** Brief **
Lines containing the word "There" should be extracted in full.

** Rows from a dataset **
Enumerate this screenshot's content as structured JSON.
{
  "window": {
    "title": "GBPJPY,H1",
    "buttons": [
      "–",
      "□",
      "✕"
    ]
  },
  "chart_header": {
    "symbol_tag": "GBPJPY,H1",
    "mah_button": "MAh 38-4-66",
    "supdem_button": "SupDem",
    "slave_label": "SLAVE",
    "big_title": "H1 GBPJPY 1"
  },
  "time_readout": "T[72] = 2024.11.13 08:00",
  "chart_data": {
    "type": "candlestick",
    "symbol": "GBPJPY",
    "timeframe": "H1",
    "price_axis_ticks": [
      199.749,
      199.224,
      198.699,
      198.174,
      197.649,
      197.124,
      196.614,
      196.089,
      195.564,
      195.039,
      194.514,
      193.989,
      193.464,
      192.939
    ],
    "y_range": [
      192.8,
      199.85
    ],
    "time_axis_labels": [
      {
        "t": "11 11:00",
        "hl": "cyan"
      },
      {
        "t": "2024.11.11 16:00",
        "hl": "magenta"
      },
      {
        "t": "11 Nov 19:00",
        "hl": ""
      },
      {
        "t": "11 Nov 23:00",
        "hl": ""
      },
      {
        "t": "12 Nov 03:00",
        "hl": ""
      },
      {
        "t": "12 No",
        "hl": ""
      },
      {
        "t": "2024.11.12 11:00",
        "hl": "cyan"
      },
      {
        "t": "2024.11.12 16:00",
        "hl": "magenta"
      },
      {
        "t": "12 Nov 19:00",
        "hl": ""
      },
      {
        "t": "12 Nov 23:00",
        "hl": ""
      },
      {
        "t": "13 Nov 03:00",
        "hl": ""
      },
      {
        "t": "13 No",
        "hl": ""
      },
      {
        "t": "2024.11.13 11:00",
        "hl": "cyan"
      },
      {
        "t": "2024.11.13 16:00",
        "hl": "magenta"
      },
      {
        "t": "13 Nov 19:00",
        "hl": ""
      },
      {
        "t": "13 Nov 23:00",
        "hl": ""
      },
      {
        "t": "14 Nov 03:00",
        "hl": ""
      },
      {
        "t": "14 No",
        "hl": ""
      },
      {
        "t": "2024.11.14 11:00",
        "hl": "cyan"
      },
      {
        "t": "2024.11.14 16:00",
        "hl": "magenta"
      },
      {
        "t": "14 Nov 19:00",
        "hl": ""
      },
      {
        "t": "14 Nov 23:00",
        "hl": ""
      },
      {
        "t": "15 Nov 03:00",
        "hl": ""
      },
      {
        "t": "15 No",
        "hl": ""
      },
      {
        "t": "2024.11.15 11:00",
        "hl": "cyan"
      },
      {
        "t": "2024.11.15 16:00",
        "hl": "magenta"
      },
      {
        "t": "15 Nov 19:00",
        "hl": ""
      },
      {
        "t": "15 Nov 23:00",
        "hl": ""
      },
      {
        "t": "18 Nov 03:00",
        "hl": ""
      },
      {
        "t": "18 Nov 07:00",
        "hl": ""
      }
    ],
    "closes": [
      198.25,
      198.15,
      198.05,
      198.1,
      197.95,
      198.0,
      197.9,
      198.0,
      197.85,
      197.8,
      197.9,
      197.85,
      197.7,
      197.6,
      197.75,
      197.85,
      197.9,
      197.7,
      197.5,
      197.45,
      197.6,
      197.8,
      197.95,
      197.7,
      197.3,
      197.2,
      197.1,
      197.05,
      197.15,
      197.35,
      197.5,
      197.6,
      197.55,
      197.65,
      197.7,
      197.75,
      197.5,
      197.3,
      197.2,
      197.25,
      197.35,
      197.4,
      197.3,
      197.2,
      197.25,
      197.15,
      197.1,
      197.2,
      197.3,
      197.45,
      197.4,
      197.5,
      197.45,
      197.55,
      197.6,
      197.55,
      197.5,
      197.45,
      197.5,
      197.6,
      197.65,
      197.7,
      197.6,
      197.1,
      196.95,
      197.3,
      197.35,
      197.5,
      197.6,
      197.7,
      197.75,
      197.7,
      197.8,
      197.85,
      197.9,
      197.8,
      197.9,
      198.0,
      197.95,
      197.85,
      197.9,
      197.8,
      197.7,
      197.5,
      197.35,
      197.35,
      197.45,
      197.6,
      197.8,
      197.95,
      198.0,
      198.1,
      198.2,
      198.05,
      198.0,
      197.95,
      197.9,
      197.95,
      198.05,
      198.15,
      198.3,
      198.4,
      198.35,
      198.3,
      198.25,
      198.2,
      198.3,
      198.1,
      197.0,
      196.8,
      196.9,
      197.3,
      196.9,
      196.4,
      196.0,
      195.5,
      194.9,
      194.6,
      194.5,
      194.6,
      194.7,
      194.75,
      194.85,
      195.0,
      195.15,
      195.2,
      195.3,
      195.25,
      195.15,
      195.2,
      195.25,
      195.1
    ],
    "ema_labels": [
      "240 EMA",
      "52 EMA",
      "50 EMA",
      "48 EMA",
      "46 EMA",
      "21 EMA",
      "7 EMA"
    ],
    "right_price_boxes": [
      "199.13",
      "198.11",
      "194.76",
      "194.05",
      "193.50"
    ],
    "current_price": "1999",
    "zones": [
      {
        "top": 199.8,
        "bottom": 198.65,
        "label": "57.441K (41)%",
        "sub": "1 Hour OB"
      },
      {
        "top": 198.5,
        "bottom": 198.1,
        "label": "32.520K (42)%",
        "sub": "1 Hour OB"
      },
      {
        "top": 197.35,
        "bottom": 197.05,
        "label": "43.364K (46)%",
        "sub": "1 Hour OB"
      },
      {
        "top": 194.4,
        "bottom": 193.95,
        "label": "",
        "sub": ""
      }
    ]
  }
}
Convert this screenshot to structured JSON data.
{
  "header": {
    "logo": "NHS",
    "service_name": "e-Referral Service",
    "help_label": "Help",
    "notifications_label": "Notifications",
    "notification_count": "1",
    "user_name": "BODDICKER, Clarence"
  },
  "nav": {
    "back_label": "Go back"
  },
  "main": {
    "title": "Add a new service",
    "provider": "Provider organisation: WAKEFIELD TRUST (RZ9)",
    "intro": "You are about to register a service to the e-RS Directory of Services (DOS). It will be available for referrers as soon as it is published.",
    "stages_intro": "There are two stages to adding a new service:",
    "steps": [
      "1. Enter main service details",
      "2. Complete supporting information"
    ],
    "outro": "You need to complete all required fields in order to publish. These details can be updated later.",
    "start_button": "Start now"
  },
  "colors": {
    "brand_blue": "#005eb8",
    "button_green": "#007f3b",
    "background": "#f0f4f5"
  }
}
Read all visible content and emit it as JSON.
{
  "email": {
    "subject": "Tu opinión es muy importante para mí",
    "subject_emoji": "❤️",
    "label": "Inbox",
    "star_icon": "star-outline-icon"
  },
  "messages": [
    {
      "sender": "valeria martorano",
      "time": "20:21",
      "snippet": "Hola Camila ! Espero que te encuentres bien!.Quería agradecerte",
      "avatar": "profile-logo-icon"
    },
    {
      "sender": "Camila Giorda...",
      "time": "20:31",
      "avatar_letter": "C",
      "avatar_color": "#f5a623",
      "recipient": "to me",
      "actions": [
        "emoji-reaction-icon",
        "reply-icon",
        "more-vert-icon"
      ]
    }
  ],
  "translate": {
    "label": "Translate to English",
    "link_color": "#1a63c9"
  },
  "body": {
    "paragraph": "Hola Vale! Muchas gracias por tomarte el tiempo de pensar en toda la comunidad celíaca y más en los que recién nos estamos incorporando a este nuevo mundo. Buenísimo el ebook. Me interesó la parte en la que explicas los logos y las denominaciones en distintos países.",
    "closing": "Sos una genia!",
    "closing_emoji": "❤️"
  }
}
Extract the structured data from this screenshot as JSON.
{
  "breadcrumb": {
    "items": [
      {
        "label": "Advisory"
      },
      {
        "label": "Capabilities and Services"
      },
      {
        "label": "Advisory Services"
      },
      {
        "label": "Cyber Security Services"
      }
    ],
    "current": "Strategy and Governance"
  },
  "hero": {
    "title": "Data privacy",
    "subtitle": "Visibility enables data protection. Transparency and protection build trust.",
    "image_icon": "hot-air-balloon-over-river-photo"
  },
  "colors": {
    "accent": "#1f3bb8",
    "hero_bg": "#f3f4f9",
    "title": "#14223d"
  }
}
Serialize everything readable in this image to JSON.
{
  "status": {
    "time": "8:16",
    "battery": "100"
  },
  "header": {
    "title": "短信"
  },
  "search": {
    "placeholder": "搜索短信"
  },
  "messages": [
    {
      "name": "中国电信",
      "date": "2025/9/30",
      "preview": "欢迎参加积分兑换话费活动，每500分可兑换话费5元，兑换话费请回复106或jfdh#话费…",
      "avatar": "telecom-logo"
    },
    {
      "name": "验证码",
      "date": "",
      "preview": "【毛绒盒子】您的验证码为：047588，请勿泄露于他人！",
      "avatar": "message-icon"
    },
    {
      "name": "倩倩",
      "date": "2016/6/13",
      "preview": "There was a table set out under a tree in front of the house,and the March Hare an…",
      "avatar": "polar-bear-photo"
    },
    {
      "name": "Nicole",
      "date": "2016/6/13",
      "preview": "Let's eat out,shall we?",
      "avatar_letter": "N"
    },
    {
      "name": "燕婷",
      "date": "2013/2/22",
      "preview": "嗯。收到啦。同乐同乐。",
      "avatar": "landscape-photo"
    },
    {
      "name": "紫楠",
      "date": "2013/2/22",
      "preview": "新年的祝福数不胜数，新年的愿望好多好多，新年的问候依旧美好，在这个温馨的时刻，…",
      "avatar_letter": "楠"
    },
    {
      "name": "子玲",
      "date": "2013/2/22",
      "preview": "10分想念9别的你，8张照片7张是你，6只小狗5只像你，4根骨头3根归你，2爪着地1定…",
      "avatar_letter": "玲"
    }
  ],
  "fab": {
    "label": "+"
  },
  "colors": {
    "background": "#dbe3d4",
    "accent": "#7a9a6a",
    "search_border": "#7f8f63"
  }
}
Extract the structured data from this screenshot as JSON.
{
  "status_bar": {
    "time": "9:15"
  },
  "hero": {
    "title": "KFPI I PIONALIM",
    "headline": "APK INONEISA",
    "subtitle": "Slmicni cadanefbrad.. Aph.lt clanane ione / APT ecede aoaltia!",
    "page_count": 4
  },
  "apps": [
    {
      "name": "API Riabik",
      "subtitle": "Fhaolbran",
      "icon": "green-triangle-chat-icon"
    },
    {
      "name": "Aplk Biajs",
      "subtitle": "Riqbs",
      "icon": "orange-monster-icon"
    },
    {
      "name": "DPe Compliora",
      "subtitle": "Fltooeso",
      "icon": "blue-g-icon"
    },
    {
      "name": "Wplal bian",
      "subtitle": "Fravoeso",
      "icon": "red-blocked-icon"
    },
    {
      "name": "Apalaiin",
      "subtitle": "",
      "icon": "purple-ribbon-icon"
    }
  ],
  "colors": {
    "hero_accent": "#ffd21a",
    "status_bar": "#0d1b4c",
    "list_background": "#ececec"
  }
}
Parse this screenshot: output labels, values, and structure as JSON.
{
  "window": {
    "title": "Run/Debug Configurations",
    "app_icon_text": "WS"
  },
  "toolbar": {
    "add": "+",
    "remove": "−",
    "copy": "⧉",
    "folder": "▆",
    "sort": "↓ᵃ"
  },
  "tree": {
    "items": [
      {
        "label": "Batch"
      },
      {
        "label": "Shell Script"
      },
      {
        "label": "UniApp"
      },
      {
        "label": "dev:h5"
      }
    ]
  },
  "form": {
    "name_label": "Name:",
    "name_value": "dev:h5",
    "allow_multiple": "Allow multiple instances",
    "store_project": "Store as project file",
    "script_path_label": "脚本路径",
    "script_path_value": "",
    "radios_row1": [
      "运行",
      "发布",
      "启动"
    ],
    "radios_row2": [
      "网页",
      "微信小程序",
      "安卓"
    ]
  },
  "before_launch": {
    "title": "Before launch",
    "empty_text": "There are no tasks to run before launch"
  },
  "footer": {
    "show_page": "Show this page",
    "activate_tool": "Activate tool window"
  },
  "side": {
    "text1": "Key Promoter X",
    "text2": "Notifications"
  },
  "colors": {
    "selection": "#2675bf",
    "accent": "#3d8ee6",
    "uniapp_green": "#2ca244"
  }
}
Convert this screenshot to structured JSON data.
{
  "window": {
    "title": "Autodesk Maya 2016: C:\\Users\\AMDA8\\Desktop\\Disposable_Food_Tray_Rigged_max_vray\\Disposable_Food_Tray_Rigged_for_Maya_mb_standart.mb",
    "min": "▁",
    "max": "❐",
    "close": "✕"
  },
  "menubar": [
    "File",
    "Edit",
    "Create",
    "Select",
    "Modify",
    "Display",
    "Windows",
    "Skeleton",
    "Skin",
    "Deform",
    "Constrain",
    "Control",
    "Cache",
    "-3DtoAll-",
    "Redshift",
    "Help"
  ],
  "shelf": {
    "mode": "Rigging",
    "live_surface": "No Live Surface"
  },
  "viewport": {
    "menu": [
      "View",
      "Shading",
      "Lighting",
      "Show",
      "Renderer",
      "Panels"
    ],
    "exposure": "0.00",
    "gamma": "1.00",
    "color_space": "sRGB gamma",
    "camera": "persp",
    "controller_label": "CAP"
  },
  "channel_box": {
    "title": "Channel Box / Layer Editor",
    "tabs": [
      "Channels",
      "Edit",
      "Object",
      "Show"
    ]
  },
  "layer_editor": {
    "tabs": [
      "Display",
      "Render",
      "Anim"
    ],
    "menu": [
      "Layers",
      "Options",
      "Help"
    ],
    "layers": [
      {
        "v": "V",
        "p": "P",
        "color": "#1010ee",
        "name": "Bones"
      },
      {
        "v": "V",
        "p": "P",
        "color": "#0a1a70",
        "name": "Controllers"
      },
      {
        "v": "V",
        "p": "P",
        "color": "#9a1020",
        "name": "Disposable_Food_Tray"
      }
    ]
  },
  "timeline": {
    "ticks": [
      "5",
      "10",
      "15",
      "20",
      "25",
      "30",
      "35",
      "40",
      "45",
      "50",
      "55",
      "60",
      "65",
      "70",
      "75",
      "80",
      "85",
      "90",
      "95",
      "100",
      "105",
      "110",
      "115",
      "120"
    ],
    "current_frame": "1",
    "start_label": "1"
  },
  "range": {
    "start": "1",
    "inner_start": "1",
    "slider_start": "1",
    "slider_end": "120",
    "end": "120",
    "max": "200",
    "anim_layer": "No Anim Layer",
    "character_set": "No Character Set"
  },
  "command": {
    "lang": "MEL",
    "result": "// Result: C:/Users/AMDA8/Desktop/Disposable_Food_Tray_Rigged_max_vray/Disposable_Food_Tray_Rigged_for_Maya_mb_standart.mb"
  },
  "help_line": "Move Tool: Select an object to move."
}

** Reply **
    "stages_intro": "There are two stages to adding a new service:",
      "preview": "There was a table set out under a tree in front of the house,and the March Hare an…",
    "empty_text": "There are no tasks to run before launch"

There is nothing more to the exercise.